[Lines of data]
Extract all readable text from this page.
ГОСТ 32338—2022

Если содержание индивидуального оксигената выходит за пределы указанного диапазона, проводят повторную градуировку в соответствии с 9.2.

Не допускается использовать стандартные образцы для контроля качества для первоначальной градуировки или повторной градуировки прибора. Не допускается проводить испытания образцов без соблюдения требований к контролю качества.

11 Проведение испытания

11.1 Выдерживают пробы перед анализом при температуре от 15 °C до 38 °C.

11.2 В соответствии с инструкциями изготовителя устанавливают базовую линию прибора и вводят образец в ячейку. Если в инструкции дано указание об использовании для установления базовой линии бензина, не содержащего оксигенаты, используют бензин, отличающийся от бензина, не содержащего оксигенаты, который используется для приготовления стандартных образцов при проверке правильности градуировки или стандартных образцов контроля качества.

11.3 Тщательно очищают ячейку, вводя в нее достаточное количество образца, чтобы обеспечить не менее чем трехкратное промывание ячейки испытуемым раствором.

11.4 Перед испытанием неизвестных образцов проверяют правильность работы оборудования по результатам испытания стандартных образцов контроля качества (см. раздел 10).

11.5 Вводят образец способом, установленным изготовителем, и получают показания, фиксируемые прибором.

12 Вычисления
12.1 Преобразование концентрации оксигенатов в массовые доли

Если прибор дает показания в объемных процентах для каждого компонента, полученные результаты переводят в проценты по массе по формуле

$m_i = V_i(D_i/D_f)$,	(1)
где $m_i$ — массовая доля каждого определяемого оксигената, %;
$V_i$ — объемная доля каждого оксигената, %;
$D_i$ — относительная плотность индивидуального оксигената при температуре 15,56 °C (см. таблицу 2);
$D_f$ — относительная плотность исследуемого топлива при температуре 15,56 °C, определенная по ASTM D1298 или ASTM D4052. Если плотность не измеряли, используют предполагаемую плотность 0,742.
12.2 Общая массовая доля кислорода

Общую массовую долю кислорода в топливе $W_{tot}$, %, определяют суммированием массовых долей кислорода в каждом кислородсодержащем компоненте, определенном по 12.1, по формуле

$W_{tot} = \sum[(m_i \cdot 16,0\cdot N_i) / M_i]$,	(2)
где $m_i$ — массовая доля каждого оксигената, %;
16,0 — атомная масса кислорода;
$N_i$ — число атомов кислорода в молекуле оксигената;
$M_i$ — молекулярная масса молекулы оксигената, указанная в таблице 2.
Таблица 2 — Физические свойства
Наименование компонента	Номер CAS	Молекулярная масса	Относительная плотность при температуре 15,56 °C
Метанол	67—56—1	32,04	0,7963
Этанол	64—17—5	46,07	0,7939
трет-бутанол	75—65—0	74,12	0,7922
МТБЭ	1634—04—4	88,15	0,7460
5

▸ Aim:
Print back all the lines verbatim.

▸ Solution:
Extract all readable text from this page.
ГОСТ 32338—2022

Если содержание индивидуального оксигената выходит за пределы указанного диапазона, проводят повторную градуировку в соответствии с 9.2.

Не допускается использовать стандартные образцы для контроля качества для первоначальной градуировки или повторной градуировки прибора. Не допускается проводить испытания образцов без соблюдения требований к контролю качества.

11 Проведение испытания

11.1 Выдерживают пробы перед анализом при температуре от 15 °C до 38 °C.

11.2 В соответствии с инструкциями изготовителя устанавливают базовую линию прибора и вводят образец в ячейку. Если в инструкции дано указание об использовании для установления базовой линии бензина, не содержащего оксигенаты, используют бензин, отличающийся от бензина, не содержащего оксигенаты, который используется для приготовления стандартных образцов при проверке правильности градуировки или стандартных образцов контроля качества.

11.3 Тщательно очищают ячейку, вводя в нее достаточное количество образца, чтобы обеспечить не менее чем трехкратное промывание ячейки испытуемым раствором.

11.4 Перед испытанием неизвестных образцов проверяют правильность работы оборудования по результатам испытания стандартных образцов контроля качества (см. раздел 10).

11.5 Вводят образец способом, установленным изготовителем, и получают показания, фиксируемые прибором.

12 Вычисления
12.1 Преобразование концентрации оксигенатов в массовые доли

Если прибор дает показания в объемных процентах для каждого компонента, полученные результаты переводят в проценты по массе по формуле

$m_i = V_i(D_i/D_f)$,	(1)
где $m_i$ — массовая доля каждого определяемого оксигената, %;
$V_i$ — объемная доля каждого оксигената, %;
$D_i$ — относительная плотность индивидуального оксигената при температуре 15,56 °C (см. таблицу 2);
$D_f$ — относительная плотность исследуемого топлива при температуре 15,56 °C, определенная по ASTM D1298 или ASTM D4052. Если плотность не измеряли, используют предполагаемую плотность 0,742.
12.2 Общая массовая доля кислорода

Общую массовую долю кислорода в топливе $W_{tot}$, %, определяют суммированием массовых долей кислорода в каждом кислородсодержащем компоненте, определенном по 12.1, по формуле

$W_{tot} = \sum[(m_i \cdot 16,0\cdot N_i) / M_i]$,	(2)
где $m_i$ — массовая доля каждого оксигената, %;
16,0 — атомная масса кислорода;
$N_i$ — число атомов кислорода в молекуле оксигената;
$M_i$ — молекулярная масса молекулы оксигената, указанная в таблице 2.
Таблица 2 — Физические свойства
Наименование компонента	Номер CAS	Молекулярная масса	Относительная плотность при температуре 15,56 °C
Метанол	67—56—1	32,04	0,7963
Этанол	64—17—5	46,07	0,7939
трет-бутанол	75—65—0	74,12	0,7922
МТБЭ	1634—04—4	88,15	0,7460
5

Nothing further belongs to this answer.